▶ **TASK DIRECTIONS**
Transcribe the records below exactly as they appear.

———

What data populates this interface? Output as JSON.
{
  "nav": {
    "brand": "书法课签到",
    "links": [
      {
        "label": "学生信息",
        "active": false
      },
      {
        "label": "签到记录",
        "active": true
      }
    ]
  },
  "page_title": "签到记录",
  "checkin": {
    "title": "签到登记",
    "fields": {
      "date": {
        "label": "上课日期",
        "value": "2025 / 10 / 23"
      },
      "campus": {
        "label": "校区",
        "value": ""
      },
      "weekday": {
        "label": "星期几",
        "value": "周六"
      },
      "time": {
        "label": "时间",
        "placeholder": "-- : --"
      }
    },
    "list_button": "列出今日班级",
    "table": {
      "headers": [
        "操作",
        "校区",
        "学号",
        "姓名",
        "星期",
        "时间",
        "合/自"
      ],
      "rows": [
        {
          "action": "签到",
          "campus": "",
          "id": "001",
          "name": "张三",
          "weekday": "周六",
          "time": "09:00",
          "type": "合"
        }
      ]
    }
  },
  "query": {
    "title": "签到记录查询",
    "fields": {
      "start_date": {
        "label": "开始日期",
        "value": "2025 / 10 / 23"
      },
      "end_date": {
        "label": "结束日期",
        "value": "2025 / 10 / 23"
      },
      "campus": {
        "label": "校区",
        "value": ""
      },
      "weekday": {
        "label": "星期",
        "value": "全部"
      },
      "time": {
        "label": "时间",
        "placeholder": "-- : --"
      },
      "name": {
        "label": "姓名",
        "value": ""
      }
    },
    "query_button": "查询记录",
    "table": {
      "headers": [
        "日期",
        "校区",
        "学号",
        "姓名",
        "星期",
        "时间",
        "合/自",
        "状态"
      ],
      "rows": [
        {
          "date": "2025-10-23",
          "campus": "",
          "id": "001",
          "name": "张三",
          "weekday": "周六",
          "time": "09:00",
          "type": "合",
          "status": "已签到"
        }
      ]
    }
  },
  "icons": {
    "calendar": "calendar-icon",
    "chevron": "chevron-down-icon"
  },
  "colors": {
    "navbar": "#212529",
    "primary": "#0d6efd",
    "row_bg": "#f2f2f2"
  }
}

———

▶ **COMPLETE ANSWER**
What data populates this interface? Output as JSON.
{
  "nav": {
    "brand": "书法课签到",
    "links": [
      {
        "label": "学生信息",
        "active": false
      },
      {
        "label": "签到记录",
        "active": true
      }
    ]
  },
  "page_title": "签到记录",
  "checkin": {
    "title": "签到登记",
    "fields": {
      "date": {
        "label": "上课日期",
        "value": "2025 / 10 / 23"
      },
      "campus": {
        "label": "校区",
        "value": ""
      },
      "weekday": {
        "label": "星期几",
        "value": "周六"
      },
      "time": {
        "label": "时间",
        "placeholder": "-- : --"
      }
    },
    "list_button": "列出今日班级",
    "table": {
      "headers": [
        "操作",
        "校区",
        "学号",
        "姓名",
        "星期",
        "时间",
        "合/自"
      ],
      "rows": [
        {
          "action": "签到",
          "campus": "",
          "id": "001",
          "name": "张三",
          "weekday": "周六",
          "time": "09:00",
          "type": "合"
        }
      ]
    }
  },
  "query": {
    "title": "签到记录查询",
    "fields": {
      "start_date": {
        "label": "开始日期",
        "value": "2025 / 10 / 23"
      },
      "end_date": {
        "label": "结束日期",
        "value": "2025 / 10 / 23"
      },
      "campus": {
        "label": "校区",
        "value": ""
      },
      "weekday": {
        "label": "星期",
        "value": "全部"
      },
      "time": {
        "label": "时间",
        "placeholder": "-- : --"
      },
      "name": {
        "label": "姓名",
        "value": ""
      }
    },
    "query_button": "查询记录",
    "table": {
      "headers": [
        "日期",
        "校区",
        "学号",
        "姓名",
        "星期",
        "时间",
        "合/自",
        "状态"
      ],
      "rows": [
        {
          "date": "2025-10-23",
          "campus": "",
          "id": "001",
          "name": "张三",
          "weekday": "周六",
          "time": "09:00",
          "type": "合",
          "status": "已签到"
        }
      ]
    }
  },
  "icons": {
    "calendar": "calendar-icon",
    "chevron": "chevron-down-icon"
  },
  "colors": {
    "navbar": "#212529",
    "primary": "#0d6efd",
    "row_bg": "#f2f2f2"
  }
}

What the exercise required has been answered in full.